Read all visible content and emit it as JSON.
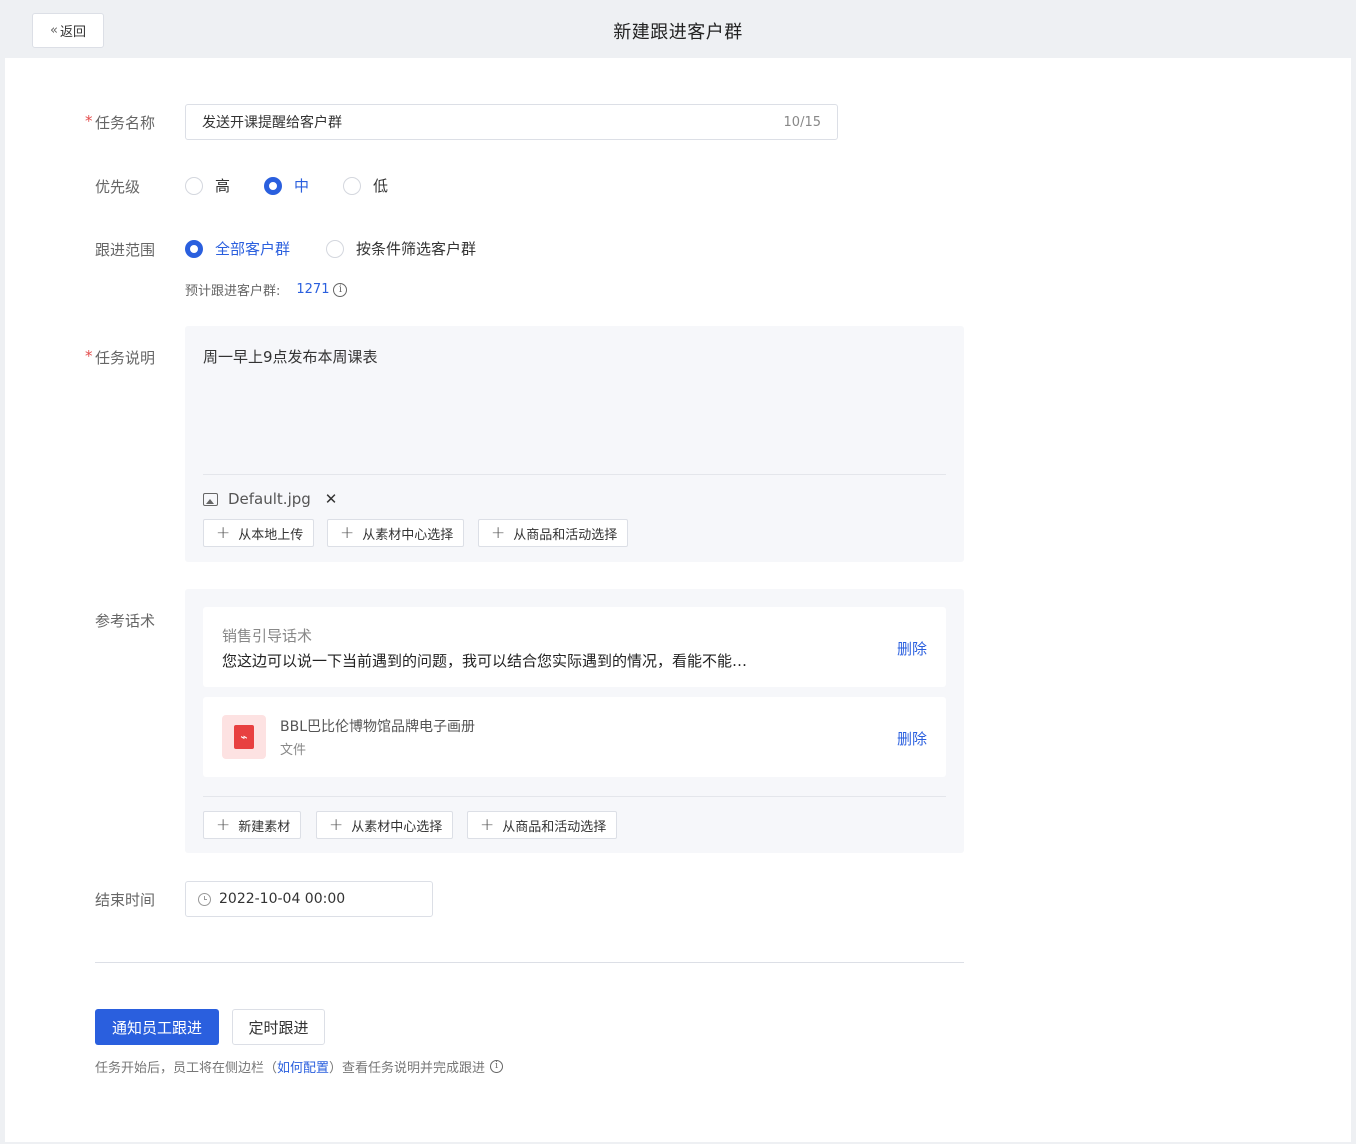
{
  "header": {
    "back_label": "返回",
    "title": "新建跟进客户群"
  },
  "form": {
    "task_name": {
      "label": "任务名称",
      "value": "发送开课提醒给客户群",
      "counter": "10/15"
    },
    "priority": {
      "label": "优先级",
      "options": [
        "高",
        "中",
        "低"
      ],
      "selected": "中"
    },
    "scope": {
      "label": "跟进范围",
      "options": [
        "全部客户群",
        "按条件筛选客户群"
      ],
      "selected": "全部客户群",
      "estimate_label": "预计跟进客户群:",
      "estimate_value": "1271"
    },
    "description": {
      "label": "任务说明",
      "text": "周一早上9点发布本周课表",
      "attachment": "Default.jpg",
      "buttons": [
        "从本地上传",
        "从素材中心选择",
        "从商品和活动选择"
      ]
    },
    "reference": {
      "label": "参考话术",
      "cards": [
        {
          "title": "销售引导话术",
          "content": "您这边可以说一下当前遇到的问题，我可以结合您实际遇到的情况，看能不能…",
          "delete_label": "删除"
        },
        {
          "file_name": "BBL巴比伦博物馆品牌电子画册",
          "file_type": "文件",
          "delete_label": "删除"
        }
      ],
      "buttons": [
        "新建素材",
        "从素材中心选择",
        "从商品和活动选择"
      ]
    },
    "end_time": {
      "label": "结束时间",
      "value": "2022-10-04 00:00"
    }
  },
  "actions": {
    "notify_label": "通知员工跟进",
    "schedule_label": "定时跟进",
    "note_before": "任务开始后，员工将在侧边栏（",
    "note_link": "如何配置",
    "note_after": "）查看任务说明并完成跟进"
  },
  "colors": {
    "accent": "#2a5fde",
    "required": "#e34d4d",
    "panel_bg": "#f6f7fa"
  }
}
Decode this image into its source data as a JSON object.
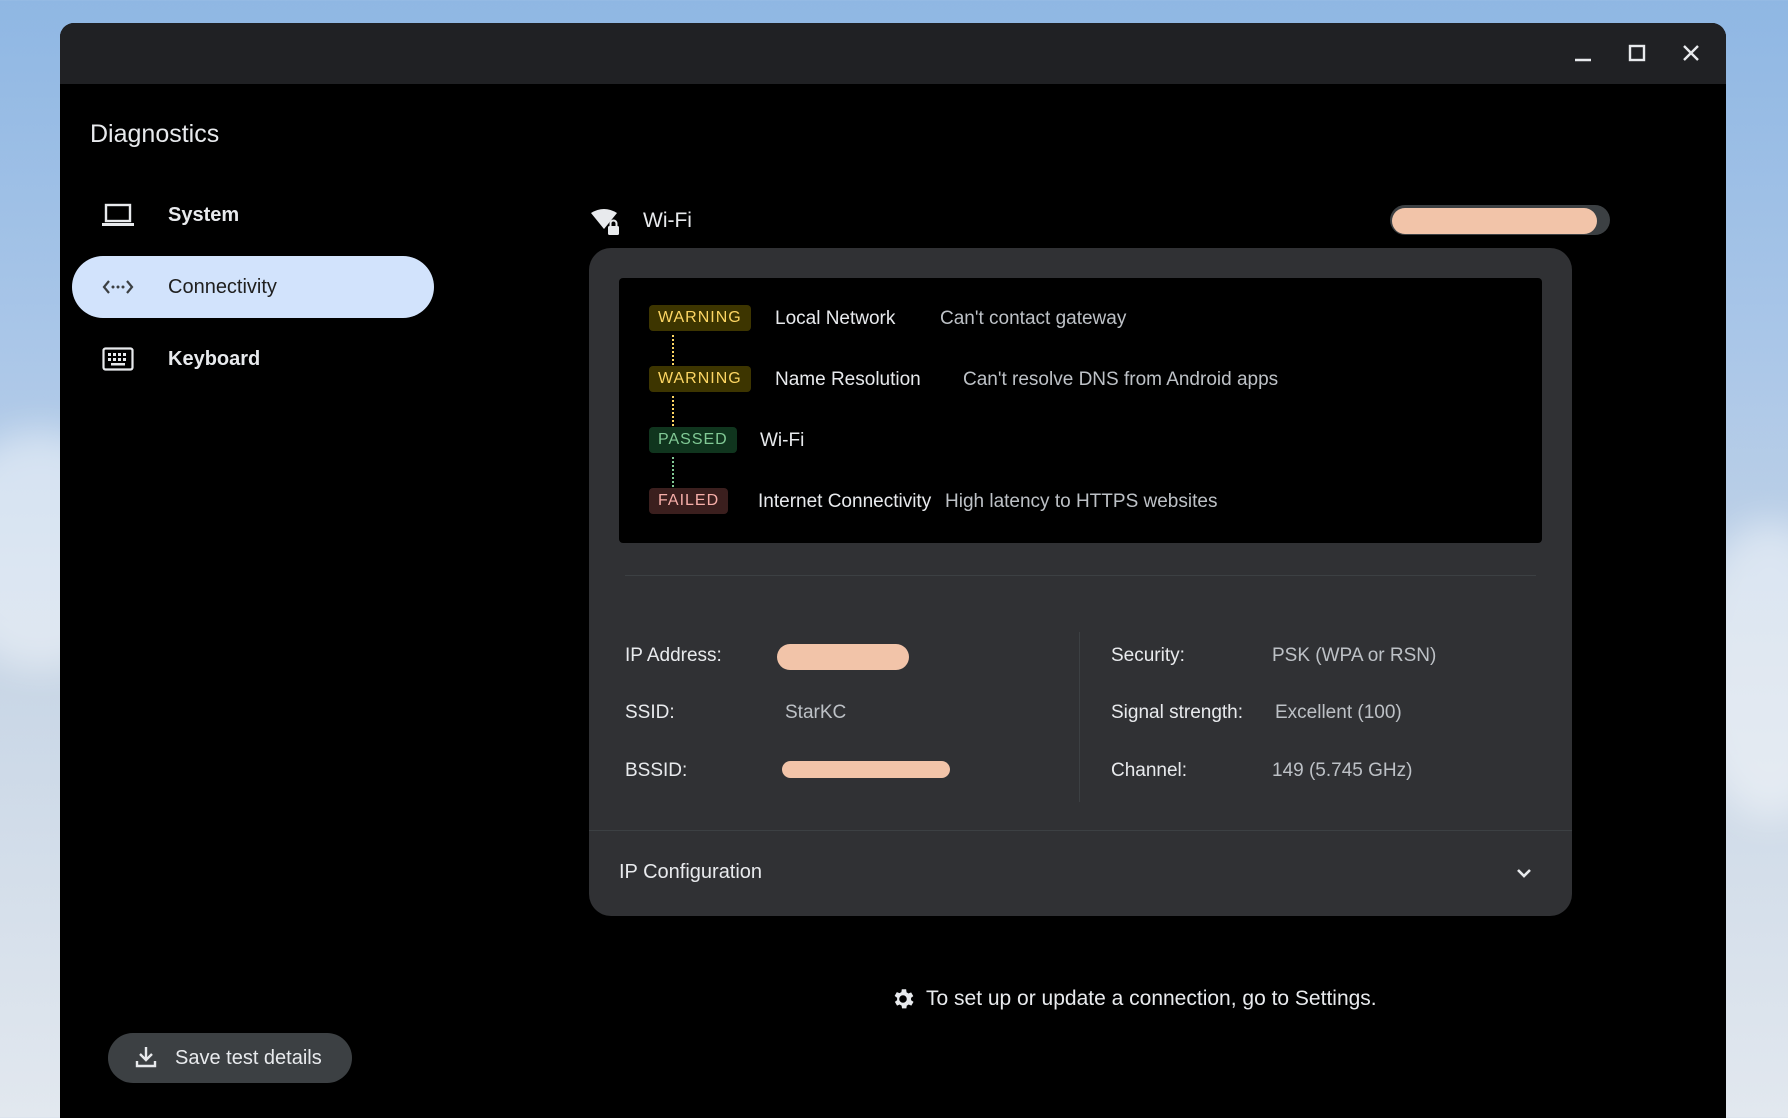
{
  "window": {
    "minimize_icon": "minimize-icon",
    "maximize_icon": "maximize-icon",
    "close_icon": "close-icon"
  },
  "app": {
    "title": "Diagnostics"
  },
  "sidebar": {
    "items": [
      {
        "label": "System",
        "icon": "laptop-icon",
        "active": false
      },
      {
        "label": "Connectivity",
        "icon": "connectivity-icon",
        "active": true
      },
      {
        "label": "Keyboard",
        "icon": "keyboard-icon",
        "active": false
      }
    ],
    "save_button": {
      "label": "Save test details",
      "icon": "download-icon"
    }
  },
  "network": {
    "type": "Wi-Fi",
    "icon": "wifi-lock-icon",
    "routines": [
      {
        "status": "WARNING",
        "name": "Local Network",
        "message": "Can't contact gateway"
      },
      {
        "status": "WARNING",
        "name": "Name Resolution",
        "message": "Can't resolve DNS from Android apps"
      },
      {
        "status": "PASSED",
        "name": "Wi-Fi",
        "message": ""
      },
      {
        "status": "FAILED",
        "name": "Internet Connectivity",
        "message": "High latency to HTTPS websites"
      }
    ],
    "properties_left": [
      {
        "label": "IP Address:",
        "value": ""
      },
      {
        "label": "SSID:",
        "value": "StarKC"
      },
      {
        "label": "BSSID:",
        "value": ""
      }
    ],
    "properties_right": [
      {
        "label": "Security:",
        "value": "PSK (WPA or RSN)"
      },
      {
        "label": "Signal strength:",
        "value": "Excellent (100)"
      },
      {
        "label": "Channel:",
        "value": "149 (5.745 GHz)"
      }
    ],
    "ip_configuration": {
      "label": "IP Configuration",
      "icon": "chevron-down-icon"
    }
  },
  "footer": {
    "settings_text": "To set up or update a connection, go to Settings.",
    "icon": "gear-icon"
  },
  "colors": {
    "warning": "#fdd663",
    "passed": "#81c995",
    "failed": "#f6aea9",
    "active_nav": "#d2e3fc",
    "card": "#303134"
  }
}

**Directive:** Report how many lines contain "content". Give nothing but the number.

**Task solution:** 2